WHAT TO PRODUCE: Find the lines of data that contain the string "name", then list them.

[START INFORMATION PROVIDED]

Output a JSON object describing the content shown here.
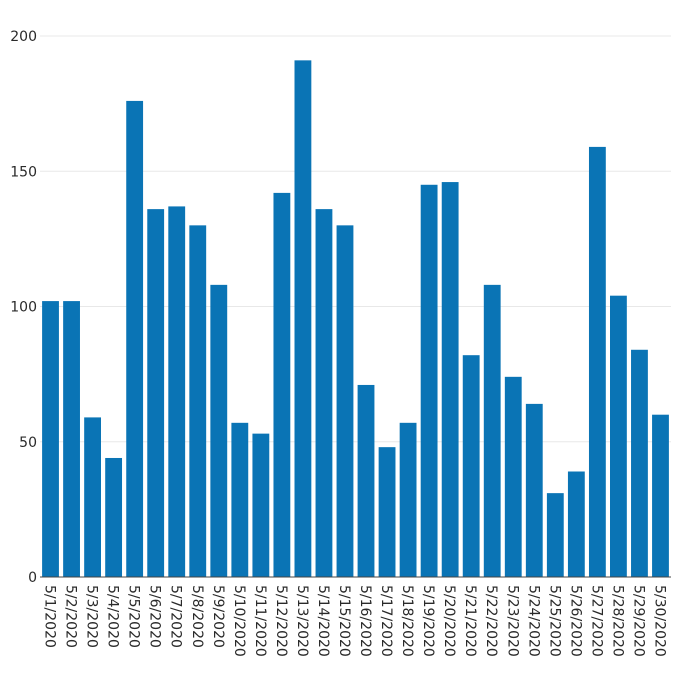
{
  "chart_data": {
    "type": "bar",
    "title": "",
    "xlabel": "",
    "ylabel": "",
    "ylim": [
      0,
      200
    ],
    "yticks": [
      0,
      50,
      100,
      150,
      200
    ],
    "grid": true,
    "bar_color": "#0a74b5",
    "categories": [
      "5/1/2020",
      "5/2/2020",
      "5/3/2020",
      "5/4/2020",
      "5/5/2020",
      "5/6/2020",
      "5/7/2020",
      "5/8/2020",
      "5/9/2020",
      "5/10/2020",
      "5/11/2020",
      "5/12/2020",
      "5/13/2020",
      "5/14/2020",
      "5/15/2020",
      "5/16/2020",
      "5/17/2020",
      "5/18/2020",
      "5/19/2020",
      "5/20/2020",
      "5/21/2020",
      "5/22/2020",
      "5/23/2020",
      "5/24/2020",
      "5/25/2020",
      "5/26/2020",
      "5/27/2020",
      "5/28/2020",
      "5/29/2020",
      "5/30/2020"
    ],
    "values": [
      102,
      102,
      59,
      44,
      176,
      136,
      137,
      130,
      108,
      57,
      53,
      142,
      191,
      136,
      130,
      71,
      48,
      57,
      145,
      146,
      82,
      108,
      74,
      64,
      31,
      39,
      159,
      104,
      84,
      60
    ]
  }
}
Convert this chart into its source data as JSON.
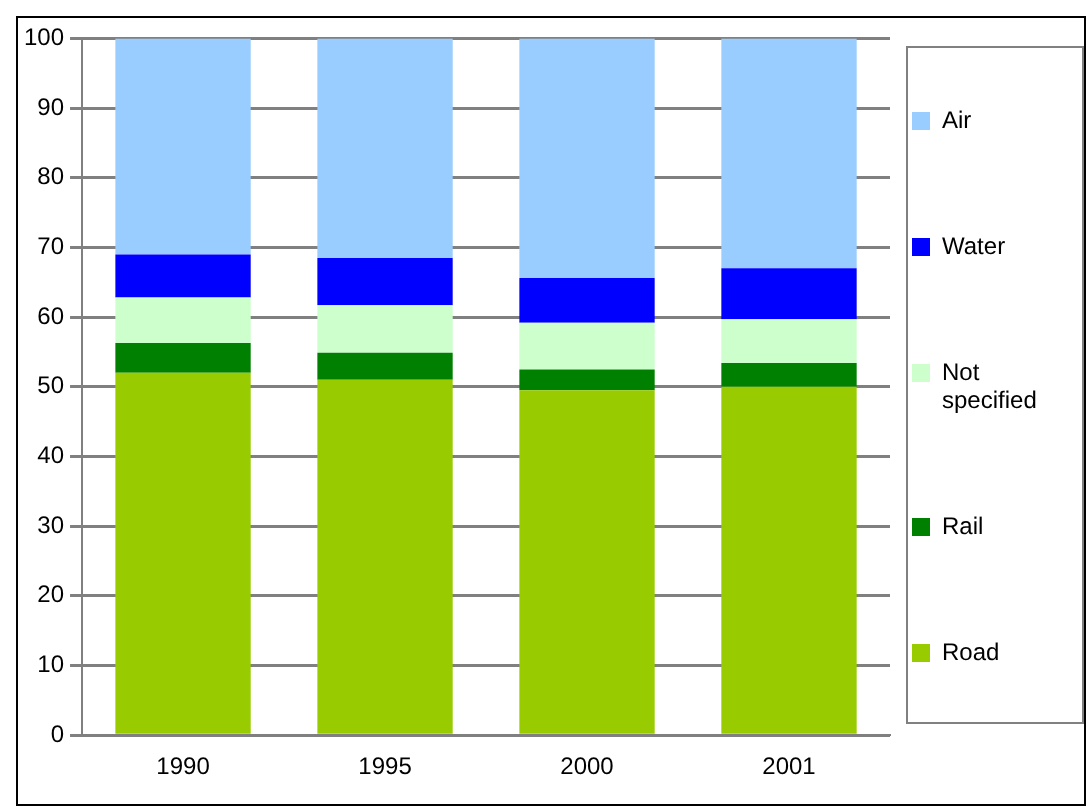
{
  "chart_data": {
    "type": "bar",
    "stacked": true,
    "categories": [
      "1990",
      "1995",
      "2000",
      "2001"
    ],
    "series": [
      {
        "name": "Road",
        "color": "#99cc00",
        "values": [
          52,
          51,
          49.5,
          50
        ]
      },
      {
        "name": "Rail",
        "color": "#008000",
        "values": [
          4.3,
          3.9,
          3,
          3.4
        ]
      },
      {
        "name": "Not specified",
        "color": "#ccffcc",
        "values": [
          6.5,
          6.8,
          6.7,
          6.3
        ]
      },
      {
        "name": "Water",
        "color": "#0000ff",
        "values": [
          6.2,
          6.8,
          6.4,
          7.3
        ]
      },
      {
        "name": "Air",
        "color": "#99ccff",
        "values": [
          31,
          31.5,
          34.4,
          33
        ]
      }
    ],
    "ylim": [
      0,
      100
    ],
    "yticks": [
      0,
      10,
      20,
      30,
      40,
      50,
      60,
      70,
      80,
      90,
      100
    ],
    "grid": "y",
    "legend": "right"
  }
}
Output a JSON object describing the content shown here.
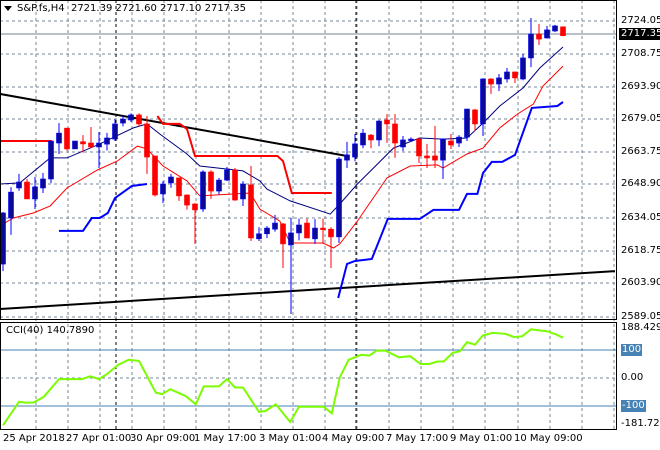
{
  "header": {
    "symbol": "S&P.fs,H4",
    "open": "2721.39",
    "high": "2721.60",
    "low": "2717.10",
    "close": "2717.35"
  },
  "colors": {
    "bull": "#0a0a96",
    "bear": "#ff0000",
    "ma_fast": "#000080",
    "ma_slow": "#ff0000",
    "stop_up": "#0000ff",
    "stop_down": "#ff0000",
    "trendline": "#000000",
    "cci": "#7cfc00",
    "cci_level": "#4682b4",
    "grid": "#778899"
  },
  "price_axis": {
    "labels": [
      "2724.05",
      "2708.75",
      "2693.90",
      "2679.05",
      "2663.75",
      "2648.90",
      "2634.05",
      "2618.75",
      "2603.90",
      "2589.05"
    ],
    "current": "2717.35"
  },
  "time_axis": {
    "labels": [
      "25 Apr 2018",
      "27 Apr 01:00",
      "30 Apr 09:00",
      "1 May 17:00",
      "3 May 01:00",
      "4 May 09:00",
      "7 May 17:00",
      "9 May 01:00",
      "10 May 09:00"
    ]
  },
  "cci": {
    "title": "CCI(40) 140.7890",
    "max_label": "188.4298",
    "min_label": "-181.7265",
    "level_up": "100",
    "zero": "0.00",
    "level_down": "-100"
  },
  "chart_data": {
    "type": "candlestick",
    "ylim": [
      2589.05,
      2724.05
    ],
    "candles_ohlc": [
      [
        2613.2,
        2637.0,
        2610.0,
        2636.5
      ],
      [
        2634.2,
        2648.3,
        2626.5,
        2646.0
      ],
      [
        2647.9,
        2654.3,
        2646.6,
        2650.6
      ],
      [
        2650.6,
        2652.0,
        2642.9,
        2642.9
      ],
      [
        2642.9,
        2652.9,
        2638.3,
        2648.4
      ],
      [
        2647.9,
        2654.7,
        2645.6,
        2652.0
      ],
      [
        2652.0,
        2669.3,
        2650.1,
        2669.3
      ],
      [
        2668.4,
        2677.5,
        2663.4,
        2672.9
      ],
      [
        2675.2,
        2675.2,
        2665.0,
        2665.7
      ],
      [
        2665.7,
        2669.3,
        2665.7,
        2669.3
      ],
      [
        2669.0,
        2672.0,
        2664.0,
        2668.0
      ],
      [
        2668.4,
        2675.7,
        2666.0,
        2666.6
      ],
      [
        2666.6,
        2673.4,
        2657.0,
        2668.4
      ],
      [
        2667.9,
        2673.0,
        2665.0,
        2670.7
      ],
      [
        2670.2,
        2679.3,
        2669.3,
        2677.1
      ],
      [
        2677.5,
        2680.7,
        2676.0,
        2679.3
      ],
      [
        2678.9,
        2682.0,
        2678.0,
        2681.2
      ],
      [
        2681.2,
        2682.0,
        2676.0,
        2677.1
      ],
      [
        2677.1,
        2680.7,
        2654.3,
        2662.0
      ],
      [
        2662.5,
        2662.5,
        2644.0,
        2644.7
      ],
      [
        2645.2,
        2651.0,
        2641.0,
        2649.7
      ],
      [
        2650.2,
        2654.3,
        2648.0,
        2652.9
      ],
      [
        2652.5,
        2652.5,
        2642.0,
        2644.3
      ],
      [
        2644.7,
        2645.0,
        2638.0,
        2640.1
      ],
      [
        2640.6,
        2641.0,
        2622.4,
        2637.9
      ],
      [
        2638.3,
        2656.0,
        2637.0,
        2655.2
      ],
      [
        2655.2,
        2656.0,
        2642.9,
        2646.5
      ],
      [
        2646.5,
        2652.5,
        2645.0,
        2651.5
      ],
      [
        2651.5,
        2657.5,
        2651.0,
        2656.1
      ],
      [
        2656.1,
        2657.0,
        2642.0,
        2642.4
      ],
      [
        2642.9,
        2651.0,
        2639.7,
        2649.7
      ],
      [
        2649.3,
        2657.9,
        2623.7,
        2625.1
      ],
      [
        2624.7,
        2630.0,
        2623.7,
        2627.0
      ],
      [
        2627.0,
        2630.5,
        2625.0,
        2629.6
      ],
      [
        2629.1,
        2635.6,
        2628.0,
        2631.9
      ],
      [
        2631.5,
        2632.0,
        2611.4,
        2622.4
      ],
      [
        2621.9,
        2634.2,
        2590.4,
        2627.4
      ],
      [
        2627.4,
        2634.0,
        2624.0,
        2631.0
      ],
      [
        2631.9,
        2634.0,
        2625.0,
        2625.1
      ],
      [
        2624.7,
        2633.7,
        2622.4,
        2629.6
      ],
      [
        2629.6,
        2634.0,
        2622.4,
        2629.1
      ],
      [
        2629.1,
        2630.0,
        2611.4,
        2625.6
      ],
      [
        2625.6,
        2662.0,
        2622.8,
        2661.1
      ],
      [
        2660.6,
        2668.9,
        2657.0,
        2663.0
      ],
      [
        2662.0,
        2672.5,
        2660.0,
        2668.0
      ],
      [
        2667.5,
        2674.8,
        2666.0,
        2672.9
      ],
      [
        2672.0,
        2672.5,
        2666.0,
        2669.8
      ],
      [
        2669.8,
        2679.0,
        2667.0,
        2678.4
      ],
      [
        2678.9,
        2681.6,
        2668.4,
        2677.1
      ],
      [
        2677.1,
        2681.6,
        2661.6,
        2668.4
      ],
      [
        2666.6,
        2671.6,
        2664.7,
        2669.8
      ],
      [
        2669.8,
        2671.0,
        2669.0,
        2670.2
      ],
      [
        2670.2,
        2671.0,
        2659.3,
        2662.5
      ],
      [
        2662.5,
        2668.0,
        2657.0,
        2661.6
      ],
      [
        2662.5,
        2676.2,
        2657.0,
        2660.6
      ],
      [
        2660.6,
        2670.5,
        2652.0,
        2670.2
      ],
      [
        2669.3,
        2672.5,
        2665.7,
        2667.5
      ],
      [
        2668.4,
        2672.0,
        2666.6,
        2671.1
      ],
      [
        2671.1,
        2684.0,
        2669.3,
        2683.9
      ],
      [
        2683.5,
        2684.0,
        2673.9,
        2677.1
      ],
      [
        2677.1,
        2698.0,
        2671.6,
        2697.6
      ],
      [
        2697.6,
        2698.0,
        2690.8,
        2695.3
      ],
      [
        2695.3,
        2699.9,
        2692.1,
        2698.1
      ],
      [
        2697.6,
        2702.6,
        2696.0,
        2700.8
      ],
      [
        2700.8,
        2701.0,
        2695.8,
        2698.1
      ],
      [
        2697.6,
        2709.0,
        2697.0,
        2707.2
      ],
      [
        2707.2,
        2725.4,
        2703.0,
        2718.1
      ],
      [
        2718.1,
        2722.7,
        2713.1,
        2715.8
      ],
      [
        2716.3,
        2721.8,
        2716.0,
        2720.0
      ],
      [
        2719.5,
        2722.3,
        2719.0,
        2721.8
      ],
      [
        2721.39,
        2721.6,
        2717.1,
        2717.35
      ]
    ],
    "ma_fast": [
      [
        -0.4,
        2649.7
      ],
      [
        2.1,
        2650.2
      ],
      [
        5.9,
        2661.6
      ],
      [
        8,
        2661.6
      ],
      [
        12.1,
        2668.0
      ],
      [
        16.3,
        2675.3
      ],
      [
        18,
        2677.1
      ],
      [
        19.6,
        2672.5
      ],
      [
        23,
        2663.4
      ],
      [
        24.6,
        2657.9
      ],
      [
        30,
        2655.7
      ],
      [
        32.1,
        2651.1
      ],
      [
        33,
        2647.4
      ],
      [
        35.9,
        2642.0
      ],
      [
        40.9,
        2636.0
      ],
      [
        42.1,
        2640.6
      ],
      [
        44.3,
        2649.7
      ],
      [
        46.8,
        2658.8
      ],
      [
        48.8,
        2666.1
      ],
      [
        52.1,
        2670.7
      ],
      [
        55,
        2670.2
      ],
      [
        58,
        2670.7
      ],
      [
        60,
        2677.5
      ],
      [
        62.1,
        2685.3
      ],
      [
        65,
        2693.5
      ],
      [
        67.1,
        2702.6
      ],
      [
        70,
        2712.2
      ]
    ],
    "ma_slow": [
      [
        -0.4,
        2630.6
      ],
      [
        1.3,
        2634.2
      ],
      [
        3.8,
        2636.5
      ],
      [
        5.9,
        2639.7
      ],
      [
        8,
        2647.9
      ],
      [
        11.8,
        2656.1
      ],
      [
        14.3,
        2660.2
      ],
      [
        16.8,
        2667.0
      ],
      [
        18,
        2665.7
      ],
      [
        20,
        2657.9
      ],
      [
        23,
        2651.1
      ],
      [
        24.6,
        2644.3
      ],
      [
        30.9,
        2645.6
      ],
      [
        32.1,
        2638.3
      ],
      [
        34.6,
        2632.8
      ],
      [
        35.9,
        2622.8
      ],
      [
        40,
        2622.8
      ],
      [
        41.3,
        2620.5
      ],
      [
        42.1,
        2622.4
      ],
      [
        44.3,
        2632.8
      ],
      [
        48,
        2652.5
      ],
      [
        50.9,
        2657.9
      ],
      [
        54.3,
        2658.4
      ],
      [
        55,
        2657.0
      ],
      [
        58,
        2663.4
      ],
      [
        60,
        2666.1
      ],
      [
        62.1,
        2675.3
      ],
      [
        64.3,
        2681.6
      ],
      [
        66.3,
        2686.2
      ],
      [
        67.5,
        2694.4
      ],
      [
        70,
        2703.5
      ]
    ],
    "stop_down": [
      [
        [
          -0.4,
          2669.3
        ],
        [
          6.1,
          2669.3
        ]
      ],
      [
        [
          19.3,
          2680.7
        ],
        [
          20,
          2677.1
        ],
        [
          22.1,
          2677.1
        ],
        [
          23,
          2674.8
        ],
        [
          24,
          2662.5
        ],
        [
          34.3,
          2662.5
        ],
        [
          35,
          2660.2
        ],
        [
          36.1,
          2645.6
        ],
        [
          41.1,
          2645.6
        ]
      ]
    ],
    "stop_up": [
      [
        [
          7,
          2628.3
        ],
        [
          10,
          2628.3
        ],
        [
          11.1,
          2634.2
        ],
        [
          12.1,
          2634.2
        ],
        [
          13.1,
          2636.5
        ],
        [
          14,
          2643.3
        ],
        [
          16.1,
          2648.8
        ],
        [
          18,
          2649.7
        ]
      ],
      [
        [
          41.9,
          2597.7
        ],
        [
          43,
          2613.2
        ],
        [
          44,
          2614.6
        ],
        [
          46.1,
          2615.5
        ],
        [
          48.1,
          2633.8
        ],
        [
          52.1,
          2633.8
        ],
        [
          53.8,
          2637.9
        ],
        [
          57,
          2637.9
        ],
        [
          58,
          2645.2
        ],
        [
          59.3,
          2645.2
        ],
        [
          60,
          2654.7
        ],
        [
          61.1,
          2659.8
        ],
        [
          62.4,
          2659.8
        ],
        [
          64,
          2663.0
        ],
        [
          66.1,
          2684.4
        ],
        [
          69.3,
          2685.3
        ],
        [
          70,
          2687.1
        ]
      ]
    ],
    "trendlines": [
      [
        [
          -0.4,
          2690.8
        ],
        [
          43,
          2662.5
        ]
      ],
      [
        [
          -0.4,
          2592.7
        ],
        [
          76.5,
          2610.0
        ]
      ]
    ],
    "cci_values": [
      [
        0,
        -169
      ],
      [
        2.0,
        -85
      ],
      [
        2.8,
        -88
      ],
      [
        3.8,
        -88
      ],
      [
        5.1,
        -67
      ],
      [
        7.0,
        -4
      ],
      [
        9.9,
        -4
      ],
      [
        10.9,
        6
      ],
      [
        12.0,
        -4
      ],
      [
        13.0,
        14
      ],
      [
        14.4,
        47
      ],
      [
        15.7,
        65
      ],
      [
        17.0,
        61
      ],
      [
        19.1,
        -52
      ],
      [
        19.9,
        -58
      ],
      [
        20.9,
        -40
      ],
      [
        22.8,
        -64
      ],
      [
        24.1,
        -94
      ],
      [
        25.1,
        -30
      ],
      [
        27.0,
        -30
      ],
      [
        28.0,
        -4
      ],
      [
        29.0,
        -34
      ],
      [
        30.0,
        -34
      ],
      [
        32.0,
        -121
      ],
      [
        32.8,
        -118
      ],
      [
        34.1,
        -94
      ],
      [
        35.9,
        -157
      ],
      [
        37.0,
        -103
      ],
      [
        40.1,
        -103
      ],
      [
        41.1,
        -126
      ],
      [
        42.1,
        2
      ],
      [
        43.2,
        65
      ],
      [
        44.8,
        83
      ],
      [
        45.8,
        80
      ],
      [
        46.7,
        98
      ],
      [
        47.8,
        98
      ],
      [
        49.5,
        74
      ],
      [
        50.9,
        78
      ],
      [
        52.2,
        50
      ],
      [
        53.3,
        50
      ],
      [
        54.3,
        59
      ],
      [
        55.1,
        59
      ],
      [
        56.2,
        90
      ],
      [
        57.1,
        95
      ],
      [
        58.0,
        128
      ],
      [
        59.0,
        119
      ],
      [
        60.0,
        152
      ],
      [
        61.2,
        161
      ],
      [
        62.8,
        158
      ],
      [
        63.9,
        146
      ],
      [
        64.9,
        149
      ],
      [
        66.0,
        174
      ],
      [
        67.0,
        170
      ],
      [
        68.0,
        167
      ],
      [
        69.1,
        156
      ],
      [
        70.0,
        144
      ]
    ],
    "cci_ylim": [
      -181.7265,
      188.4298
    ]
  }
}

[END INFORMATION PROVIDED]

WORKED SOLUTION:
        "name": "Road",
        "name": "Rail",
        "name": "Not specified",
        "name": "Water",
        "name": "Air",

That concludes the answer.